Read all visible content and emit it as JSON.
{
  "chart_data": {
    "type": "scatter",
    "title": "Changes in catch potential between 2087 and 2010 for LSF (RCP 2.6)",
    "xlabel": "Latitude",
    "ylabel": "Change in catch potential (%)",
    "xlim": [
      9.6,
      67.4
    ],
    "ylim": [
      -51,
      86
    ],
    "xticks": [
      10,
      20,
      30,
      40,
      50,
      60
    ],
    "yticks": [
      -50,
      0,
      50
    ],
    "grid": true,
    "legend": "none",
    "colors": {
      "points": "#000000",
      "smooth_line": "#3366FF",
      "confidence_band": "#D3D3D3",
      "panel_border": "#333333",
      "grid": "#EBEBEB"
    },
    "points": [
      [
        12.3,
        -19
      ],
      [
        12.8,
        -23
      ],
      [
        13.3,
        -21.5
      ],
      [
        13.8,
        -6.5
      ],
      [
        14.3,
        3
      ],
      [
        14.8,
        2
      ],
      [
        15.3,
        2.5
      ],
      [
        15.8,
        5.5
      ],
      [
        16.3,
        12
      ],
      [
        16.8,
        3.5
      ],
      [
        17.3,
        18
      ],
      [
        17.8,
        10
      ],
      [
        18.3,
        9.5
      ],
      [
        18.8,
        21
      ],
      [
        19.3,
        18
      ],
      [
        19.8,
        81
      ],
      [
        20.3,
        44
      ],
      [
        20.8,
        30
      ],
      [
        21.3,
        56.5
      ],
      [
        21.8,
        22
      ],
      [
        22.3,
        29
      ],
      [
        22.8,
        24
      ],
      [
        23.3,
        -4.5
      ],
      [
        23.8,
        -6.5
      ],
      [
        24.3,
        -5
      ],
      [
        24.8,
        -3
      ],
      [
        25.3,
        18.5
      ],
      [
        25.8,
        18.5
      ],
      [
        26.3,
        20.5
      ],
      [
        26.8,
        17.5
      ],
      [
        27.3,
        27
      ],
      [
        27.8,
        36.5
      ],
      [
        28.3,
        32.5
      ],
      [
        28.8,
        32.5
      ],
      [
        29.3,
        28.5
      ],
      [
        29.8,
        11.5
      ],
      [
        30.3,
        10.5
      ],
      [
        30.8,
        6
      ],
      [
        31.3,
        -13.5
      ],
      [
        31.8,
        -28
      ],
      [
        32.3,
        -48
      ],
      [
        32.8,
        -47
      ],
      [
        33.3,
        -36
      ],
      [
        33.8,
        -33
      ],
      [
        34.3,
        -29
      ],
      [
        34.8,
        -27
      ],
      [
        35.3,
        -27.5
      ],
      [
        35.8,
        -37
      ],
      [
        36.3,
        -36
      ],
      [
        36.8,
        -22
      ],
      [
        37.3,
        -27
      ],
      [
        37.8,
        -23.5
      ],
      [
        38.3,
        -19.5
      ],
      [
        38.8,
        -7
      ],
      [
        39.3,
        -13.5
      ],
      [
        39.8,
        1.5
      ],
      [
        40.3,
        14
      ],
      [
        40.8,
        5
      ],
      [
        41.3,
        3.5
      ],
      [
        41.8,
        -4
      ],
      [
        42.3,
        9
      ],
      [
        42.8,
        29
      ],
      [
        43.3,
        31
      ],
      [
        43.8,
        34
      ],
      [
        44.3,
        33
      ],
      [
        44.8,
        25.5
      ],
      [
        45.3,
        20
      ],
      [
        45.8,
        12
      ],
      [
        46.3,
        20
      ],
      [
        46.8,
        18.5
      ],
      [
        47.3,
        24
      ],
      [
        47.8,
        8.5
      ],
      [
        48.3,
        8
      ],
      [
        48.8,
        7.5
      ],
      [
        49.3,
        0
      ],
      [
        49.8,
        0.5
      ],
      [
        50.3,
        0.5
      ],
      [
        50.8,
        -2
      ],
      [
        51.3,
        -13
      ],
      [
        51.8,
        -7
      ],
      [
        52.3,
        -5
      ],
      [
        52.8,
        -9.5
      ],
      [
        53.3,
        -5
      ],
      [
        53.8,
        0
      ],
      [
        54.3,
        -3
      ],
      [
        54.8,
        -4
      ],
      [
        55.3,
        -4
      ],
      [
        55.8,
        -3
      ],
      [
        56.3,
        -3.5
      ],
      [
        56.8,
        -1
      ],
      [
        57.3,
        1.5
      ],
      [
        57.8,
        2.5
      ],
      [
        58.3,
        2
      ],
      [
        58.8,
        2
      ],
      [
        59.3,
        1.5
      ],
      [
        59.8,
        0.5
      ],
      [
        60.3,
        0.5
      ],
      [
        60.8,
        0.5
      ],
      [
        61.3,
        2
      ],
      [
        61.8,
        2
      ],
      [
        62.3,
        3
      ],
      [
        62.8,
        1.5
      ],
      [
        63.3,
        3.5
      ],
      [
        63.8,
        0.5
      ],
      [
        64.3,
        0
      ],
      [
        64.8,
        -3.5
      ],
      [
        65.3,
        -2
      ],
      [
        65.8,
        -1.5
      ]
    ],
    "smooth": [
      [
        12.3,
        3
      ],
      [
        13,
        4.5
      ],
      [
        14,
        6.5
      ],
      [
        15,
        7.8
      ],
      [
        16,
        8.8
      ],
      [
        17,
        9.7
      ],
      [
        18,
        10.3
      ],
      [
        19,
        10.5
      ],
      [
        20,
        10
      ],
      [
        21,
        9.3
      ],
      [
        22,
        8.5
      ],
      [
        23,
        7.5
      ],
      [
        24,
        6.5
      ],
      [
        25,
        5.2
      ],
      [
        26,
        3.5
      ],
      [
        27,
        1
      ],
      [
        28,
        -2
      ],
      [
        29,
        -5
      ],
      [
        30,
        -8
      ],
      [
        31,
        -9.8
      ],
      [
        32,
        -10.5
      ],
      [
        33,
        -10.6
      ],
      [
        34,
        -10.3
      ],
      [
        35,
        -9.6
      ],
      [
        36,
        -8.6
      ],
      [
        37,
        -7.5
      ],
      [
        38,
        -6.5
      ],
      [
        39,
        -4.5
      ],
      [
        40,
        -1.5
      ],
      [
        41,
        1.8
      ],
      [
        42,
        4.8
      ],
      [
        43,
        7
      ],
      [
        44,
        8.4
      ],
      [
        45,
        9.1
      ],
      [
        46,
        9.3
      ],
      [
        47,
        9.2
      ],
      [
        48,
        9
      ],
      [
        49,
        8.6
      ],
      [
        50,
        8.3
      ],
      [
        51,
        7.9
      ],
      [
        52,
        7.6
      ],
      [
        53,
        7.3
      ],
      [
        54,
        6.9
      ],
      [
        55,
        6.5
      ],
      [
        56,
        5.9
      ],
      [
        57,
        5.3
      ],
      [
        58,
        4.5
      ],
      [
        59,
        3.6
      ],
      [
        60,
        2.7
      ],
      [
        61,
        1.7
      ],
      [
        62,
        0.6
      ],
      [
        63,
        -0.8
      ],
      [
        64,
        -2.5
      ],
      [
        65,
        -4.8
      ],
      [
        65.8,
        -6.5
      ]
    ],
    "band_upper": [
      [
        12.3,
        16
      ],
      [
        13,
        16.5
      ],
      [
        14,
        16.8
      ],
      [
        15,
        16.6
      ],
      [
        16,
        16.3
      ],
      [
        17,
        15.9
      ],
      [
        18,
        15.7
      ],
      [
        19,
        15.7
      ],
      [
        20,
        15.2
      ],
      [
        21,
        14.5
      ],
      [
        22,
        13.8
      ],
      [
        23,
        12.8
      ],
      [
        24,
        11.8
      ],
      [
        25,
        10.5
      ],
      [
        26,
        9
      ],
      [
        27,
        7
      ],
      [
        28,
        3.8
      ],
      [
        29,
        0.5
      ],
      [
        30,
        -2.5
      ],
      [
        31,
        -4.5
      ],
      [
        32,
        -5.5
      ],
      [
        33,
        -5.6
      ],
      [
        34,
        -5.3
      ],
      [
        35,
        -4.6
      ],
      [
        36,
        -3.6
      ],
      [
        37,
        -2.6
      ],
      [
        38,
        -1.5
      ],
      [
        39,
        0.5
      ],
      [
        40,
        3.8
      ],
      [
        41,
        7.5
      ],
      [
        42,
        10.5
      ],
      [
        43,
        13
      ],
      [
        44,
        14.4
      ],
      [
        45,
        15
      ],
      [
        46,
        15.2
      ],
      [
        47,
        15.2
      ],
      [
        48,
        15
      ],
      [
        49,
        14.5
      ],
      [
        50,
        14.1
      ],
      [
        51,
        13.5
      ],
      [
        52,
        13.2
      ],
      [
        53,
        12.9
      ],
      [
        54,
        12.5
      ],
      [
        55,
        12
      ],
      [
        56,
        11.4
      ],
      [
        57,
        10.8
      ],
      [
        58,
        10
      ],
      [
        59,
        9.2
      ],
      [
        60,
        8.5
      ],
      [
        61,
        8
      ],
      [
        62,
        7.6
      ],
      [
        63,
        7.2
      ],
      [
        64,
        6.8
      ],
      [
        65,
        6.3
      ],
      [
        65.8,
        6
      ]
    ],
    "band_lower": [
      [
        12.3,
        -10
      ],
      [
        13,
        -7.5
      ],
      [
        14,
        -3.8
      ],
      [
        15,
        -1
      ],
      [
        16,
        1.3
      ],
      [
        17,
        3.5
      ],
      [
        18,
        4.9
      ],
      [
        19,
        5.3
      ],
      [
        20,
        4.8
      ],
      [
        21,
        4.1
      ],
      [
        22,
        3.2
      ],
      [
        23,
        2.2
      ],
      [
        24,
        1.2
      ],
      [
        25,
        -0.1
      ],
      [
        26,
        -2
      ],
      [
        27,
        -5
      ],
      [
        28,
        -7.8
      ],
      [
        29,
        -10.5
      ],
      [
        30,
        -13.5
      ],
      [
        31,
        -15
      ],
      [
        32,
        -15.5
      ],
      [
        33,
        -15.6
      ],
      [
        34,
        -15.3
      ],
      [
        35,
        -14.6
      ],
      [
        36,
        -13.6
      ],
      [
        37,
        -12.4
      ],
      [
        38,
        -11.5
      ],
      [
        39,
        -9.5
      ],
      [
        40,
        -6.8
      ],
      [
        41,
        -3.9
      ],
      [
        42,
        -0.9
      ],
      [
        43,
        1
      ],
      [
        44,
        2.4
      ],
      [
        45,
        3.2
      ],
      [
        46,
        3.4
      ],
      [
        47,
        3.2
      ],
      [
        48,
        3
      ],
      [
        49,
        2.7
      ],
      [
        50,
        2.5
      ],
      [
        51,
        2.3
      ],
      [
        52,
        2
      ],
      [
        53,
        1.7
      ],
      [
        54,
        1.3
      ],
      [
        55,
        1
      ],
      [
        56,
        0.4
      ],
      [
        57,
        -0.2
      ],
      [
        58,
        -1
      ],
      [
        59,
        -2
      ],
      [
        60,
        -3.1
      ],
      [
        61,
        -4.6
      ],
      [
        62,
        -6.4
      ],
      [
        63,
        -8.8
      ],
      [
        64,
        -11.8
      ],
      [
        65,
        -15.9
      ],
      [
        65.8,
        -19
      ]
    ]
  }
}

- What the exercise asks:
Look above for lines with the word "catch" and copy them all.

- Result of the task:
    "title": "Changes in catch potential between 2087 and 2010 for LSF (RCP 2.6)",
    "ylabel": "Change in catch potential (%)",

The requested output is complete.